- **WRITTEN PROBLEM**
Check each line of the records below and collect those that include the word "amendment".

- **MATERIAL TO PROCESS**
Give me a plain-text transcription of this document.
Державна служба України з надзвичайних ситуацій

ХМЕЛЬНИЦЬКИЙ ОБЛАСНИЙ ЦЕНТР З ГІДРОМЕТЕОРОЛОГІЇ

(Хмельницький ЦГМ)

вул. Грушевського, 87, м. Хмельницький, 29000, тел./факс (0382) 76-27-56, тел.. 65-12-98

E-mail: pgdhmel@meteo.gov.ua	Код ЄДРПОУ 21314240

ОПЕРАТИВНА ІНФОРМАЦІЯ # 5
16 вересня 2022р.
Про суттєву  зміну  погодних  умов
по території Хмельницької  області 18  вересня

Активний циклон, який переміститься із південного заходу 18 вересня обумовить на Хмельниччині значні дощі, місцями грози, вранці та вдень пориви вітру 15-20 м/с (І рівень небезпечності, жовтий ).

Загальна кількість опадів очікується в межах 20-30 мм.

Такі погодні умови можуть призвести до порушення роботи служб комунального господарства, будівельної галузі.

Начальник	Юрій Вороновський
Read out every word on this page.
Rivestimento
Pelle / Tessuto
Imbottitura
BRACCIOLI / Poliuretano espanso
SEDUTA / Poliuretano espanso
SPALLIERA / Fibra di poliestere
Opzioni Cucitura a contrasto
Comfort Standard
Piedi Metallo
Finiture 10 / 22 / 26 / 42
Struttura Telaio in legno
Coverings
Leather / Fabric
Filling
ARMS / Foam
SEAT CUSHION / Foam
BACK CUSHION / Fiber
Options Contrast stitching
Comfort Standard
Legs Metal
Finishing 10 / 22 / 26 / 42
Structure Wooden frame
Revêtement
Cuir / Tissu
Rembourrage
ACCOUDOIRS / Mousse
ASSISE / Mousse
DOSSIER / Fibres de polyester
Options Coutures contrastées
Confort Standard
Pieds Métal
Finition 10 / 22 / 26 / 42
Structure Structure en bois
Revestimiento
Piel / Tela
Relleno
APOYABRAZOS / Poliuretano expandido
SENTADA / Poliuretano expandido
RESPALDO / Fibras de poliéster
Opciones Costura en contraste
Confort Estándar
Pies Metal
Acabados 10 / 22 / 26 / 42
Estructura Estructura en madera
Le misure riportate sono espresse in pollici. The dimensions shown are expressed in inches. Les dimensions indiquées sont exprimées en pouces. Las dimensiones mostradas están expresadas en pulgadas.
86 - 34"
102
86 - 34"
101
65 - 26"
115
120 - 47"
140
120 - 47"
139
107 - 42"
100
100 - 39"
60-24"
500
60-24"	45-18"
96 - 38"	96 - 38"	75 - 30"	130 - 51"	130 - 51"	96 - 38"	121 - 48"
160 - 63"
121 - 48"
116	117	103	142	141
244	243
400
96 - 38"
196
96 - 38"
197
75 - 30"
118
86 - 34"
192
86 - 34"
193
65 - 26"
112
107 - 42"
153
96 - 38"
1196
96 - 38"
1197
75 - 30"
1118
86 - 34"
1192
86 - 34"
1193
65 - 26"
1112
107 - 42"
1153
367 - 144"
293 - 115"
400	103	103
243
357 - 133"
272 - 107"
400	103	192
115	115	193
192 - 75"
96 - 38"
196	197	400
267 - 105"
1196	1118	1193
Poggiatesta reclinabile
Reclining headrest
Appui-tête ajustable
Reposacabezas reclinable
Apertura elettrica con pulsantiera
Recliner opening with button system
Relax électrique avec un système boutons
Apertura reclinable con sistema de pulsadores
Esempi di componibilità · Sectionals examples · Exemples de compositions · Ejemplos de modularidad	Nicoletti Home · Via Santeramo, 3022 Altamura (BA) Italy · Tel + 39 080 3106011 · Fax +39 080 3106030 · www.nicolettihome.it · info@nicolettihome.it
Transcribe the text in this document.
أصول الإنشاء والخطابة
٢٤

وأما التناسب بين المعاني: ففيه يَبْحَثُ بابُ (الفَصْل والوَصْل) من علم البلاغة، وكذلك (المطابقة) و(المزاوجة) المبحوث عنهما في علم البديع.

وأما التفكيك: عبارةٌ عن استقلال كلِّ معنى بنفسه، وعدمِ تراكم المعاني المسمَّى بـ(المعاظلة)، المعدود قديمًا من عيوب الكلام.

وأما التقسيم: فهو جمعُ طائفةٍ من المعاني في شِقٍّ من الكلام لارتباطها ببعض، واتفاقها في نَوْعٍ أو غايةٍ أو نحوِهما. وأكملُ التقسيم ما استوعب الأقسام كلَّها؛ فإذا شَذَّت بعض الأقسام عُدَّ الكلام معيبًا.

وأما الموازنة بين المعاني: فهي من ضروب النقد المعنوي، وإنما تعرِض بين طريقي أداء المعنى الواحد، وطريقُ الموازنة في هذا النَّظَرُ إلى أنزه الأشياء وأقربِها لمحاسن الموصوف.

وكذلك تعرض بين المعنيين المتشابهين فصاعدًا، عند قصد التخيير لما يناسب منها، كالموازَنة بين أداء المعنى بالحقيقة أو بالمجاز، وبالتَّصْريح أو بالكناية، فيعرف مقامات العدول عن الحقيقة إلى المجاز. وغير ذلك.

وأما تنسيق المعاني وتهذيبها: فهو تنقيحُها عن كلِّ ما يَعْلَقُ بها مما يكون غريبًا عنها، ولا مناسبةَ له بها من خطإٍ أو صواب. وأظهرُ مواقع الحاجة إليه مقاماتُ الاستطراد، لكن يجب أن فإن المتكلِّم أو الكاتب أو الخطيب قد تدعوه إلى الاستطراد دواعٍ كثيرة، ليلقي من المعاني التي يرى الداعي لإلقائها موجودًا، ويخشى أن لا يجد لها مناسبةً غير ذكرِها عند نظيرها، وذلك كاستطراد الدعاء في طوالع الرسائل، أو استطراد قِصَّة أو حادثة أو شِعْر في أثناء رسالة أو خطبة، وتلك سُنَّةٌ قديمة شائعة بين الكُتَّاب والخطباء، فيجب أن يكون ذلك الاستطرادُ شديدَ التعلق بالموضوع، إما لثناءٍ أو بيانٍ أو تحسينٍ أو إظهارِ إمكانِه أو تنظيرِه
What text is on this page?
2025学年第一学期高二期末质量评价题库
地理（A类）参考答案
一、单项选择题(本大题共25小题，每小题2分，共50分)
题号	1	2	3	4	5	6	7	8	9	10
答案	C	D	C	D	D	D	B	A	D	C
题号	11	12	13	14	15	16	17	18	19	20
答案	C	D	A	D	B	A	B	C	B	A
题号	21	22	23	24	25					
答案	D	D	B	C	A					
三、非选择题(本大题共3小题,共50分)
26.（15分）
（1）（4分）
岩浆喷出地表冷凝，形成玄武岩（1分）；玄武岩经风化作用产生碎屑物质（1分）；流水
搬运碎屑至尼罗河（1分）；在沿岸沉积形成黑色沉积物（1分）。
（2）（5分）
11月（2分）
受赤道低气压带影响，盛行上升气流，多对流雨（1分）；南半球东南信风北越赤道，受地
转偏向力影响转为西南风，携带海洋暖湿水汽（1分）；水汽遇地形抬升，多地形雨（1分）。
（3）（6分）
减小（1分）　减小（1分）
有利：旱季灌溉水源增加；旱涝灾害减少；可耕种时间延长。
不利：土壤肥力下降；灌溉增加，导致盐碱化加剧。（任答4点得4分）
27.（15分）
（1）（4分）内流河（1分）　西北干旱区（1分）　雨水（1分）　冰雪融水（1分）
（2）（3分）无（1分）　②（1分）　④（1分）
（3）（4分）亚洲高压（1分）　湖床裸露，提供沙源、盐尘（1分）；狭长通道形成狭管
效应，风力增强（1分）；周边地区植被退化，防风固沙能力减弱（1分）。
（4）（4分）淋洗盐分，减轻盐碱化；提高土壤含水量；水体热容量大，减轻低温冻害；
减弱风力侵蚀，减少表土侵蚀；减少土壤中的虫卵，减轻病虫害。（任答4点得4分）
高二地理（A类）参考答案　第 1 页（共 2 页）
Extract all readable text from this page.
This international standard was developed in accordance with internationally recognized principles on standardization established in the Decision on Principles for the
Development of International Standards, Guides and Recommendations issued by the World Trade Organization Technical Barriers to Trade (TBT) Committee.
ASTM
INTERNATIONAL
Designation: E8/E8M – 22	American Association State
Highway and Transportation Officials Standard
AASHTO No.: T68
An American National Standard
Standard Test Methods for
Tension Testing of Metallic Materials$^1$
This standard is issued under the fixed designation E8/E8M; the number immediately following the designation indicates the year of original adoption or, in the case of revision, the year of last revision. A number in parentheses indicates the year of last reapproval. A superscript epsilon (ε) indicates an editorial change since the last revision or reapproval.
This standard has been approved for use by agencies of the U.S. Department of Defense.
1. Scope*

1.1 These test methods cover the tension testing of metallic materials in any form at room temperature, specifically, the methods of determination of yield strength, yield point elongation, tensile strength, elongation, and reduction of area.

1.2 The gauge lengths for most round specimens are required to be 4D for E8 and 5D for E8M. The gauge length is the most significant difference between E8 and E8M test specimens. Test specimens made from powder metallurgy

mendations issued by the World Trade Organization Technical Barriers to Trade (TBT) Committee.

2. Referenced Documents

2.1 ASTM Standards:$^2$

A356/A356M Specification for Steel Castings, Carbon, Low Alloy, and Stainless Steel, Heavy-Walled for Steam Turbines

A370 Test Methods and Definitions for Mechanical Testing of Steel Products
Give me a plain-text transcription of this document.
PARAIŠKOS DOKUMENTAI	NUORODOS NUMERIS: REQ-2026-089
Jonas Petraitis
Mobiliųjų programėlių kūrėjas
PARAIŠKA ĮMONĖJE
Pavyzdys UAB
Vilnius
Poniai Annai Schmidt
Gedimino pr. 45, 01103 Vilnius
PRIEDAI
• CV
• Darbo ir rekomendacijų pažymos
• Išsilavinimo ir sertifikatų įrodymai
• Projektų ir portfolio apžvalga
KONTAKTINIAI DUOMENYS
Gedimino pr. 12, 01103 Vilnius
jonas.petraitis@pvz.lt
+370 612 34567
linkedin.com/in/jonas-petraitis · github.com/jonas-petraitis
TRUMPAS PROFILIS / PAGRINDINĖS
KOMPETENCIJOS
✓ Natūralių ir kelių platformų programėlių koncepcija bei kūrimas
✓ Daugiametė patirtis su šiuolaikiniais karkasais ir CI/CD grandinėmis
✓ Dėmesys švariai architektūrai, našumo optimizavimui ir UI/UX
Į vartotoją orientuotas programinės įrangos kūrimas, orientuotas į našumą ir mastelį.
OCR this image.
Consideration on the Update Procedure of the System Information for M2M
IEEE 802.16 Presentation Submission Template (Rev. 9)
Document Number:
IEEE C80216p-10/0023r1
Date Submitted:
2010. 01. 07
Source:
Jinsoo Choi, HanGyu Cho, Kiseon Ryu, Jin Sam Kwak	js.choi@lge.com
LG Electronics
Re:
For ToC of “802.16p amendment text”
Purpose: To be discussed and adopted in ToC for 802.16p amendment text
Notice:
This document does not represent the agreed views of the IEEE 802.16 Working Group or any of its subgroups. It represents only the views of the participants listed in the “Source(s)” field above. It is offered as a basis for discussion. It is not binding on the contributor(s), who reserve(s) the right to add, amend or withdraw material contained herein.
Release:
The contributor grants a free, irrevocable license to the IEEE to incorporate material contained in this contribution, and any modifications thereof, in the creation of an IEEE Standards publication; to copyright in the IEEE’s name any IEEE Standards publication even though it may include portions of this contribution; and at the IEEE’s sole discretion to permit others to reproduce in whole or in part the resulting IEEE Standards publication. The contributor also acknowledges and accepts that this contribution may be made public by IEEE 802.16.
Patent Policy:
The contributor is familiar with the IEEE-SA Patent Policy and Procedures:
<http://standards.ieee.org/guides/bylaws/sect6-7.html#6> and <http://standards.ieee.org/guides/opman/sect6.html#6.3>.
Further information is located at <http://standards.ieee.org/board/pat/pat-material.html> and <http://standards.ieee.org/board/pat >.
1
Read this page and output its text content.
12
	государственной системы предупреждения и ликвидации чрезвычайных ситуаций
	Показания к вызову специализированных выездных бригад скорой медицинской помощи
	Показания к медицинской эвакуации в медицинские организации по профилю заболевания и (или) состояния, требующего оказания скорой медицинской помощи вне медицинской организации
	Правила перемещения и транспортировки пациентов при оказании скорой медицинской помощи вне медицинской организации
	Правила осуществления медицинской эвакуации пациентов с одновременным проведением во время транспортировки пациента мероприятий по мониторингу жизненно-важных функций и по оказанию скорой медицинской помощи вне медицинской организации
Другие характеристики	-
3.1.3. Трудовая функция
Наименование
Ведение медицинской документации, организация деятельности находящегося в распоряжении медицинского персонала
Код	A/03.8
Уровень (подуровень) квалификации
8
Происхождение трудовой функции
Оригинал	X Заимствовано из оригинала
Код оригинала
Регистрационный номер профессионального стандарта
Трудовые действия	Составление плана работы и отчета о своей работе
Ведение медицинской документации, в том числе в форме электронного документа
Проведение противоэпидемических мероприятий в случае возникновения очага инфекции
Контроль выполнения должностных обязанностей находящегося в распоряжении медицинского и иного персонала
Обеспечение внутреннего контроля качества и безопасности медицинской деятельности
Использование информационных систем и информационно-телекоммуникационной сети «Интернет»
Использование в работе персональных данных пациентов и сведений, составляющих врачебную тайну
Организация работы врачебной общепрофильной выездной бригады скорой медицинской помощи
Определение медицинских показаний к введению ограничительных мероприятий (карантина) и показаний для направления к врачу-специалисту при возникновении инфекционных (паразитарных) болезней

- **WRITTEN SOLUTION**
For ToC of “802.16p amendment text”
Purpose: To be discussed and adopted in ToC for 802.16p amendment text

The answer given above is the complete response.